------ Input material ------

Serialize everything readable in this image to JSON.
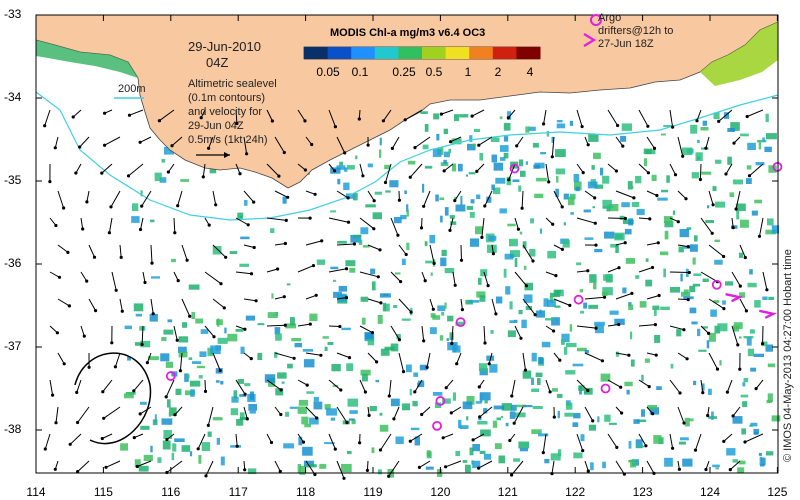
{
  "map": {
    "date": "29-Jun-2010",
    "time": "04Z",
    "product_title": "MODIS Chl-a mg/m3 v6.4 OC3",
    "colorbar": {
      "ticks": [
        "0.05",
        "0.1",
        "0.25",
        "0.5",
        "1",
        "2",
        "4"
      ],
      "colors": [
        "#08306b",
        "#0a50c8",
        "#1e90ff",
        "#20c8d0",
        "#30c060",
        "#a0d020",
        "#f0e020",
        "#f08020",
        "#d02010",
        "#800000"
      ]
    },
    "contour_label": "200m",
    "legend_lines": [
      "Altimetric sealevel",
      "(0.1m contours)",
      "and velocity for",
      "29-Jun 04Z",
      "0.5m/s (1kt 24h)"
    ],
    "argo_legend": [
      "Argo",
      "drifters@12h to",
      "27-Jun 18Z"
    ],
    "credit": "© IMOS 04-May-2013 04:27:00 Hobart time",
    "y_ticks": [
      "-33",
      "-34",
      "-35",
      "-36",
      "-37",
      "-38"
    ],
    "x_ticks": [
      "114",
      "115",
      "116",
      "117",
      "118",
      "119",
      "120",
      "121",
      "122",
      "123",
      "124",
      "125"
    ],
    "colors": {
      "land": "#f8c8a0",
      "coast_chl": "#9ad020",
      "chl_mid": "#20b070",
      "chl_low": "#20a0d8",
      "contour": "#40d0e0",
      "argo": "#e020e0",
      "arrow": "#000000"
    },
    "argo_floats": [
      {
        "lon": 121.1,
        "lat": -34.85
      },
      {
        "lon": 125.0,
        "lat": -34.83
      },
      {
        "lon": 122.05,
        "lat": -36.43
      },
      {
        "lon": 124.1,
        "lat": -36.25
      },
      {
        "lon": 120.3,
        "lat": -36.7
      },
      {
        "lon": 116.0,
        "lat": -37.35
      },
      {
        "lon": 122.45,
        "lat": -37.5
      },
      {
        "lon": 120.0,
        "lat": -37.65
      },
      {
        "lon": 119.95,
        "lat": -37.95
      }
    ],
    "drifter_tracks": [
      {
        "lon": 124.35,
        "lat": -36.4
      },
      {
        "lon": 124.85,
        "lat": -36.6
      }
    ]
  }
}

------

> Brief: Output all the records, word for word, with no pictures in the copy.

> Exercise solution:
Serialize everything readable in this image to JSON.
{
  "map": {
    "date": "29-Jun-2010",
    "time": "04Z",
    "product_title": "MODIS Chl-a mg/m3 v6.4 OC3",
    "colorbar": {
      "ticks": [
        "0.05",
        "0.1",
        "0.25",
        "0.5",
        "1",
        "2",
        "4"
      ],
      "colors": [
        "#08306b",
        "#0a50c8",
        "#1e90ff",
        "#20c8d0",
        "#30c060",
        "#a0d020",
        "#f0e020",
        "#f08020",
        "#d02010",
        "#800000"
      ]
    },
    "contour_label": "200m",
    "legend_lines": [
      "Altimetric sealevel",
      "(0.1m contours)",
      "and velocity for",
      "29-Jun 04Z",
      "0.5m/s (1kt 24h)"
    ],
    "argo_legend": [
      "Argo",
      "drifters@12h to",
      "27-Jun 18Z"
    ],
    "credit": "© IMOS 04-May-2013 04:27:00 Hobart time",
    "y_ticks": [
      "-33",
      "-34",
      "-35",
      "-36",
      "-37",
      "-38"
    ],
    "x_ticks": [
      "114",
      "115",
      "116",
      "117",
      "118",
      "119",
      "120",
      "121",
      "122",
      "123",
      "124",
      "125"
    ],
    "colors": {
      "land": "#f8c8a0",
      "coast_chl": "#9ad020",
      "chl_mid": "#20b070",
      "chl_low": "#20a0d8",
      "contour": "#40d0e0",
      "argo": "#e020e0",
      "arrow": "#000000"
    },
    "argo_floats": [
      {
        "lon": 121.1,
        "lat": -34.85
      },
      {
        "lon": 125.0,
        "lat": -34.83
      },
      {
        "lon": 122.05,
        "lat": -36.43
      },
      {
        "lon": 124.1,
        "lat": -36.25
      },
      {
        "lon": 120.3,
        "lat": -36.7
      },
      {
        "lon": 116.0,
        "lat": -37.35
      },
      {
        "lon": 122.45,
        "lat": -37.5
      },
      {
        "lon": 120.0,
        "lat": -37.65
      },
      {
        "lon": 119.95,
        "lat": -37.95
      }
    ],
    "drifter_tracks": [
      {
        "lon": 124.35,
        "lat": -36.4
      },
      {
        "lon": 124.85,
        "lat": -36.6
      }
    ]
  }
}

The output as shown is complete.